WHAT YOU WILL DO:
Each record needs to be echoed exactly; can you do that?

---*---

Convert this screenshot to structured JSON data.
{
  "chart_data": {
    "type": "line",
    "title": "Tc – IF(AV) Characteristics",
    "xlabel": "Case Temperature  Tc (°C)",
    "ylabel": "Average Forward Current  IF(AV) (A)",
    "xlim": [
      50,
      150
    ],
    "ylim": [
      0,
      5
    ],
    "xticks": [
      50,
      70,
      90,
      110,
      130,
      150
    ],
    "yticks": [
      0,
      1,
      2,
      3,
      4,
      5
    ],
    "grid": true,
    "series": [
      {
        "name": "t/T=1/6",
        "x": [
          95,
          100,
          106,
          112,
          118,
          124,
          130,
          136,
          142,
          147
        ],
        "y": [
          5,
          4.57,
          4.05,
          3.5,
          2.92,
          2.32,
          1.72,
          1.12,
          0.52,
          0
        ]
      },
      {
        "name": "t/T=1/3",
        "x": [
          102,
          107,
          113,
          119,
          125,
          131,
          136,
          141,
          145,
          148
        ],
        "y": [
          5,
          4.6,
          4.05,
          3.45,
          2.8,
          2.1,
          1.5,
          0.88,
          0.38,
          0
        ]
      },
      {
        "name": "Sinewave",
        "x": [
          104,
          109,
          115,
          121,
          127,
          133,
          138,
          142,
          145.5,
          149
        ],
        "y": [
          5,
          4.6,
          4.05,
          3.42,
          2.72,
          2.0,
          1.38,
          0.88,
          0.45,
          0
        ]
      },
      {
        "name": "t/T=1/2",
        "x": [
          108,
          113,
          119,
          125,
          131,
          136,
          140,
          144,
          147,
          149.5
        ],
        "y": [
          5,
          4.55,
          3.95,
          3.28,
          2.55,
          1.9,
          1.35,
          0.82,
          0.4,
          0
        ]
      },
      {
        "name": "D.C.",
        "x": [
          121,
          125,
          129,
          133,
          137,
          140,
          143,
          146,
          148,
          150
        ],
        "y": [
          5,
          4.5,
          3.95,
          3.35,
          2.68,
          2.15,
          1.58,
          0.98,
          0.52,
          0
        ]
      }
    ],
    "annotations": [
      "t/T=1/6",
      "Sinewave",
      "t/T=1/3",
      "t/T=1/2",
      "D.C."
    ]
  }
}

---*---

THE RESPONSE:
Convert this screenshot to structured JSON data.
{
  "chart_data": {
    "type": "line",
    "title": "Tc – IF(AV) Characteristics",
    "xlabel": "Case Temperature  Tc (°C)",
    "ylabel": "Average Forward Current  IF(AV) (A)",
    "xlim": [
      50,
      150
    ],
    "ylim": [
      0,
      5
    ],
    "xticks": [
      50,
      70,
      90,
      110,
      130,
      150
    ],
    "yticks": [
      0,
      1,
      2,
      3,
      4,
      5
    ],
    "grid": true,
    "series": [
      {
        "name": "t/T=1/6",
        "x": [
          95,
          100,
          106,
          112,
          118,
          124,
          130,
          136,
          142,
          147
        ],
        "y": [
          5,
          4.57,
          4.05,
          3.5,
          2.92,
          2.32,
          1.72,
          1.12,
          0.52,
          0
        ]
      },
      {
        "name": "t/T=1/3",
        "x": [
          102,
          107,
          113,
          119,
          125,
          131,
          136,
          141,
          145,
          148
        ],
        "y": [
          5,
          4.6,
          4.05,
          3.45,
          2.8,
          2.1,
          1.5,
          0.88,
          0.38,
          0
        ]
      },
      {
        "name": "Sinewave",
        "x": [
          104,
          109,
          115,
          121,
          127,
          133,
          138,
          142,
          145.5,
          149
        ],
        "y": [
          5,
          4.6,
          4.05,
          3.42,
          2.72,
          2.0,
          1.38,
          0.88,
          0.45,
          0
        ]
      },
      {
        "name": "t/T=1/2",
        "x": [
          108,
          113,
          119,
          125,
          131,
          136,
          140,
          144,
          147,
          149.5
        ],
        "y": [
          5,
          4.55,
          3.95,
          3.28,
          2.55,
          1.9,
          1.35,
          0.82,
          0.4,
          0
        ]
      },
      {
        "name": "D.C.",
        "x": [
          121,
          125,
          129,
          133,
          137,
          140,
          143,
          146,
          148,
          150
        ],
        "y": [
          5,
          4.5,
          3.95,
          3.35,
          2.68,
          2.15,
          1.58,
          0.98,
          0.52,
          0
        ]
      }
    ],
    "annotations": [
      "t/T=1/6",
      "Sinewave",
      "t/T=1/3",
      "t/T=1/2",
      "D.C."
    ]
  }
}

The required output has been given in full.